◆ What the exercise asks:
In the material below, how many lines contain "hospital"? Answer with the number alone.
^^^^
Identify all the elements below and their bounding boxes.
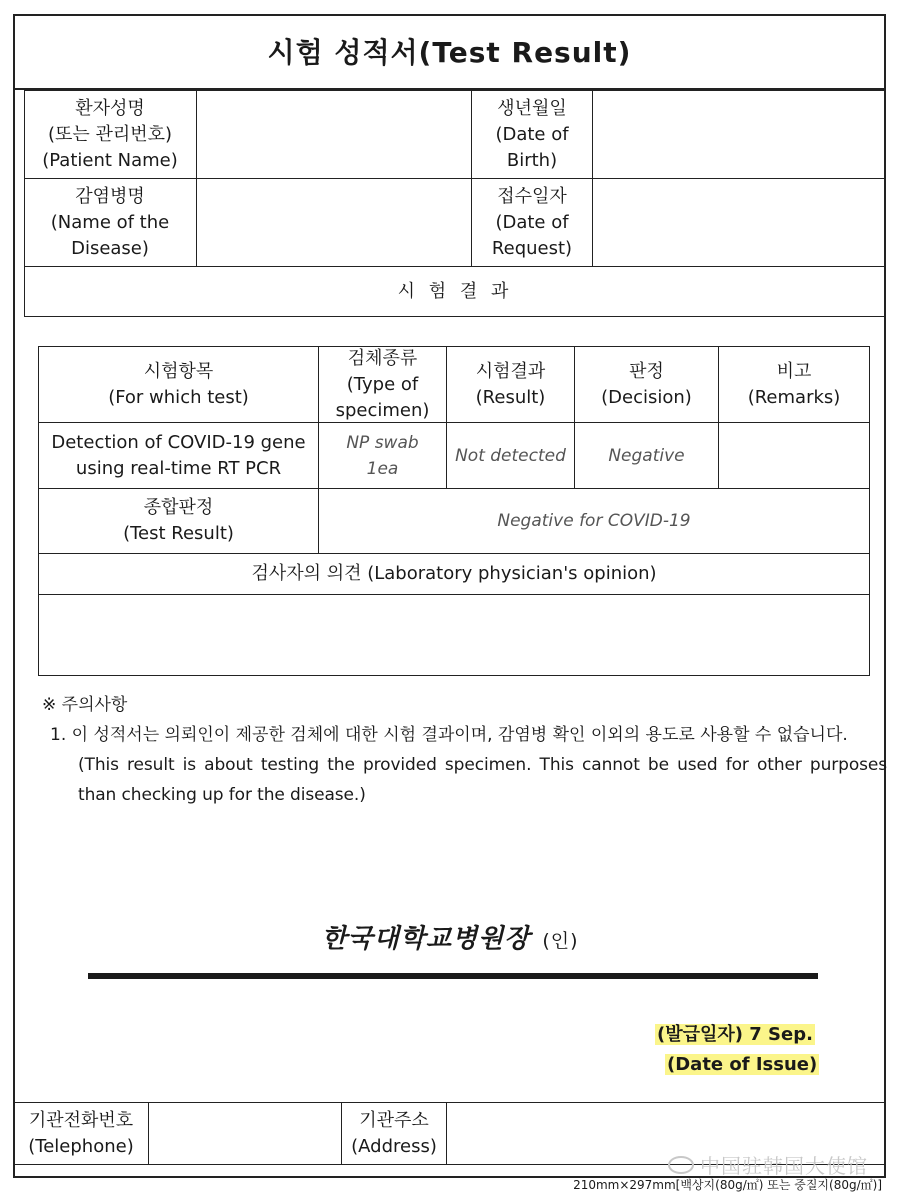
header-label: specimen) — [335, 399, 430, 421]
label-ko: 종합판정 — [143, 497, 214, 518]
cell-text: Detection of COVID-19 gene — [51, 431, 306, 453]
hospital-text: 한국대학교병원장 — [321, 924, 531, 954]
opinion-label: 검사자의 의견 (Laboratory physician's opinion) — [251, 563, 657, 584]
watermark-text: 中国驻韩国大使馆 — [700, 1154, 868, 1178]
row-remarks — [719, 423, 869, 488]
notes-item-en: (This result is about testing the provided specimen. This cannot be used for other purposes than checking up for the disease.) — [78, 755, 887, 805]
telephone-label — [14, 1103, 148, 1164]
hospital-name — [0, 918, 900, 955]
label-ko: 기관주소 — [359, 1109, 429, 1131]
notes-item-ko: 1. 이 성적서는 의뢰인이 제공한 검체에 대한 시험 결과이며, 감염병 확인 이외의 용도로 사용할 수 없습니다. — [50, 725, 848, 745]
label-ko2: (또는 관리번호) — [47, 123, 173, 145]
header-label: 검체종류 — [347, 347, 418, 369]
label-en: (Telephone) — [28, 1135, 134, 1157]
seal-text: (인) — [542, 930, 579, 952]
label-ko: 환자성명 — [75, 97, 145, 119]
page-title: 시험 성적서(Test Result) — [13, 14, 886, 90]
telephone-value — [149, 1103, 341, 1164]
signature-bar — [88, 973, 818, 979]
label-en: (Date of — [495, 211, 569, 233]
notes-heading: ※ 주의사항 — [42, 695, 128, 715]
header-remarks — [719, 347, 869, 422]
label-ko: 접수일자 — [497, 185, 567, 207]
dob-label — [472, 91, 592, 178]
dob-value — [593, 91, 886, 178]
header-label: 비고 — [776, 360, 812, 382]
table-line — [38, 675, 870, 676]
label-ko: 생년월일 — [497, 97, 567, 119]
label-en: Birth) — [506, 149, 558, 171]
label-en: (Name of the — [50, 211, 170, 233]
paper-spec: 210mm×297mm[백상지(80g/㎡) 또는 중질지(80g/㎡)] — [573, 1178, 882, 1192]
address-label — [342, 1103, 446, 1164]
header-label: (Decision) — [601, 386, 692, 408]
request-date-value — [593, 179, 886, 266]
header-label: (For which test) — [108, 386, 249, 408]
row-test — [39, 423, 318, 488]
label-ko: 기관전화번호 — [28, 1109, 134, 1131]
label-en: (Date of — [495, 123, 569, 145]
request-date-label — [472, 179, 592, 266]
issue-date-line2: (Date of Issue) — [667, 1054, 818, 1075]
label-en: (Address) — [351, 1135, 437, 1157]
header-label: 판정 — [629, 360, 664, 382]
header-label: (Type of — [346, 373, 419, 395]
opinion-value — [39, 595, 869, 675]
watermark — [668, 1150, 868, 1179]
disease-label — [24, 179, 196, 266]
row-result: Not detected — [455, 445, 566, 466]
header-decision — [575, 347, 718, 422]
label-ko: 감염병명 — [75, 185, 145, 207]
header-label: (Remarks) — [747, 386, 841, 408]
issue-date — [655, 1020, 819, 1080]
section-title: 시 험 결 과 — [397, 280, 513, 302]
cell-text: using real-time RT PCR — [75, 457, 282, 479]
disease-value — [197, 179, 471, 266]
label-en: (Test Result) — [123, 523, 234, 544]
patient-name-value — [197, 91, 471, 178]
table-line — [869, 346, 870, 675]
chat-icon — [668, 1156, 694, 1174]
cell-text: 1ea — [366, 458, 399, 479]
summary-value: Negative for COVID-19 — [497, 511, 691, 531]
header-label: 시험항목 — [143, 360, 214, 382]
grid-line — [24, 316, 886, 317]
header-label: 시험결과 — [475, 360, 546, 382]
notes — [42, 690, 887, 810]
cell-text: NP swab — [346, 432, 419, 453]
header-specimen — [319, 347, 446, 422]
label-en: Disease) — [71, 237, 149, 259]
header-result — [447, 347, 574, 422]
header-label: (Result) — [475, 386, 546, 408]
row-specimen — [319, 423, 446, 488]
row-decision: Negative — [608, 445, 685, 466]
label-en: (Patient Name) — [42, 149, 178, 171]
header-test — [39, 347, 318, 422]
label-en: Request) — [491, 237, 573, 259]
issue-date-line1: (발급일자) 7 Sep. — [657, 1024, 813, 1045]
summary-label — [39, 489, 318, 553]
patient-name-label — [24, 91, 196, 178]
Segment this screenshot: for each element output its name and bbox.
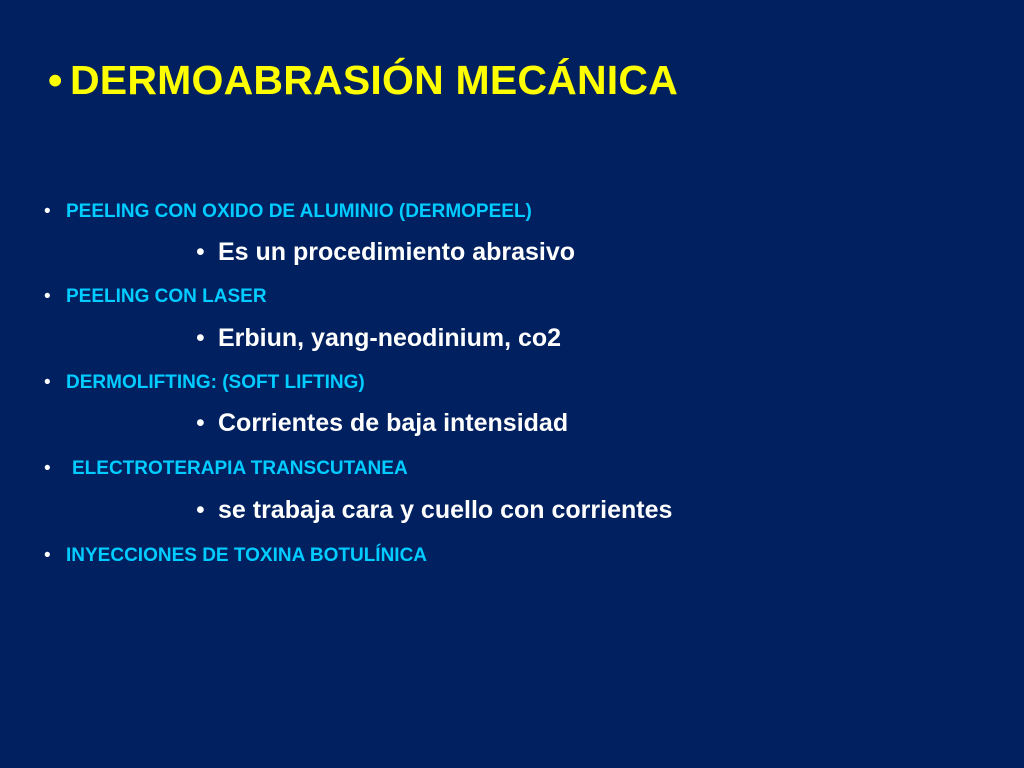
slide-title	[48, 52, 678, 108]
slide-title-text: DERMOABRASIÓN MECÁNICA	[70, 57, 679, 103]
bullet-icon: •	[44, 458, 51, 479]
title-bullet: •	[48, 57, 63, 103]
sub-list-item-label: Es un procedimiento abrasivo	[218, 238, 576, 266]
sub-list-item	[196, 322, 561, 354]
sub-list-item	[196, 494, 672, 526]
list-item	[44, 456, 408, 482]
bullet-icon: •	[44, 372, 51, 393]
bullet-icon: •	[44, 545, 51, 566]
bullet-icon: •	[44, 201, 51, 222]
list-item-label: DERMOLIFTING: (SOFT LIFTING)	[66, 372, 365, 393]
sub-list-item	[196, 236, 575, 268]
list-item-label: PEELING CON LASER	[66, 286, 267, 307]
list-item	[44, 199, 532, 225]
list-item	[44, 543, 427, 569]
sub-list-item-label: Corrientes de baja intensidad	[218, 409, 569, 437]
list-item	[44, 284, 267, 310]
sub-list-item-label: Erbiun, yang-neodinium, co2	[218, 324, 562, 352]
bullet-icon: •	[196, 238, 205, 266]
sub-list-item-label: se trabaja cara y cuello con corrientes	[218, 496, 673, 524]
bullet-icon: •	[196, 409, 205, 437]
list-item-label: ELECTROTERAPIA TRANSCUTANEA	[72, 458, 408, 479]
bullet-icon: •	[44, 286, 51, 307]
bullet-icon: •	[196, 496, 205, 524]
sub-list-item	[196, 407, 568, 439]
bullet-icon: •	[196, 324, 205, 352]
list-item	[44, 370, 365, 396]
list-item-label: INYECCIONES DE TOXINA BOTULÍNICA	[66, 545, 428, 566]
list-item-label: PEELING CON OXIDO DE ALUMINIO (DERMOPEEL)	[66, 201, 532, 222]
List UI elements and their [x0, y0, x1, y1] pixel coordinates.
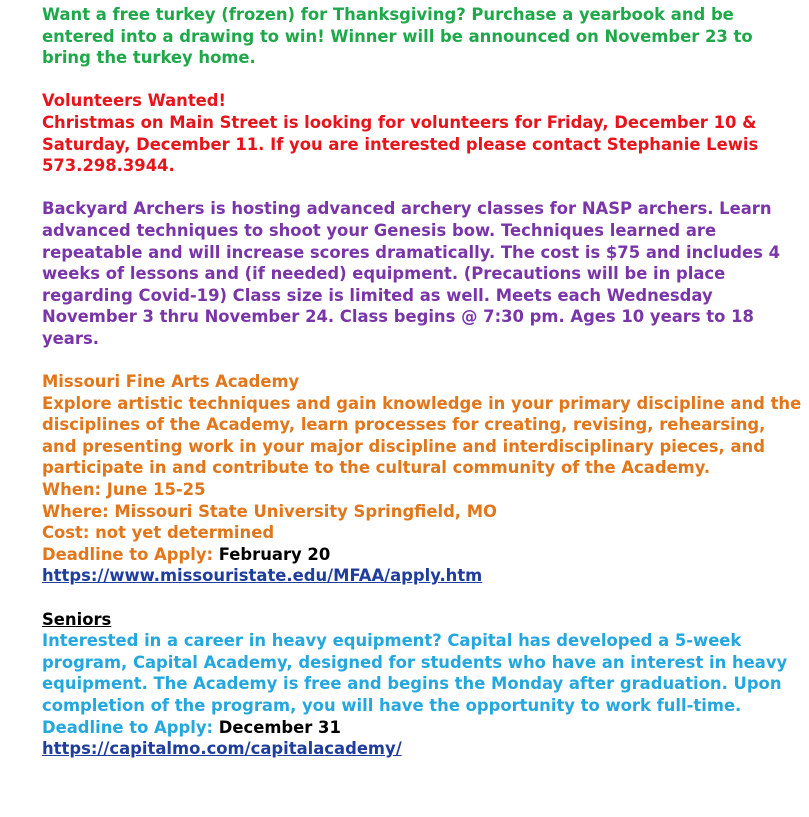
capital-academy-link[interactable]: https://capitalmo.com/capitalacademy/ — [42, 739, 402, 759]
archers-section — [42, 198, 802, 349]
spacer — [42, 350, 802, 372]
fine-arts-deadline — [42, 544, 802, 566]
fine-arts-section — [42, 371, 802, 587]
volunteers-section — [42, 90, 802, 176]
fine-arts-deadline-value: February 20 — [213, 544, 331, 564]
seniors-section — [42, 609, 802, 760]
archers-body: Backyard Archers is hosting advanced archery classes for NASP archers. Learn advanced techniques to shoot your Genesis bow. Techniques learned are repeatable and will increase scores dramatically. The cost is $75 and includes 4 weeks of lessons and (if needed) equipment. (Precautions will be in place regarding Covid-19) Class size is limited as well. Meets each Wednesday November 3 thru November 24. Class begins @ 7:30 pm. Ages 10 years to 18 years. — [42, 199, 781, 348]
fine-arts-when: When: June 15-25 — [42, 480, 206, 500]
seniors-deadline — [42, 717, 802, 739]
seniors-deadline-label: Deadline to Apply: — [42, 717, 214, 737]
spacer — [42, 587, 802, 609]
fine-arts-body: Explore artistic techniques and gain knowledge in your primary discipline and the disciplines of the Academy, learn processes for creating, revising, rehearsing, and presenting work in your major discipline and interdisciplinary pieces, and participate in and contribute to the cultural community of the Academy. — [42, 393, 802, 478]
fine-arts-deadline-label: Deadline to Apply: — [42, 544, 214, 564]
spacer — [42, 69, 802, 91]
fine-arts-apply-link[interactable]: https://www.missouristate.edu/MFAA/apply.htm — [42, 566, 483, 586]
volunteers-body: Christmas on Main Street is looking for volunteers for Friday, December 10 & Saturday, December 11. If you are interested please contact Stephanie Lewis 573.298.3944. — [42, 112, 759, 176]
seniors-deadline-value: December 31 — [213, 717, 341, 737]
newsletter-page — [42, 4, 802, 760]
spacer — [42, 177, 802, 199]
turkey-section — [42, 4, 802, 69]
fine-arts-title: Missouri Fine Arts Academy — [42, 372, 300, 392]
seniors-body: Interested in a career in heavy equipment? Capital has developed a 5-week program, Capital Academy, designed for students who have an interest in heavy equipment. The Academy is free and begins the Monday after graduation. Upon completion of the program, you will have the opportunity to work full-time. — [42, 631, 788, 715]
turkey-text: Want a free turkey (frozen) for Thanksgiving? Purchase a yearbook and be entered into a drawing to win! Winner will be announced on November 23 to bring the turkey home. — [42, 5, 753, 68]
seniors-title: Seniors — [42, 609, 112, 629]
fine-arts-cost: Cost: not yet determined — [42, 523, 275, 543]
volunteers-title: Volunteers Wanted! — [42, 91, 227, 111]
fine-arts-where: Where: Missouri State University Springfield, MO — [42, 501, 497, 521]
^^^^
◆ Reply:
2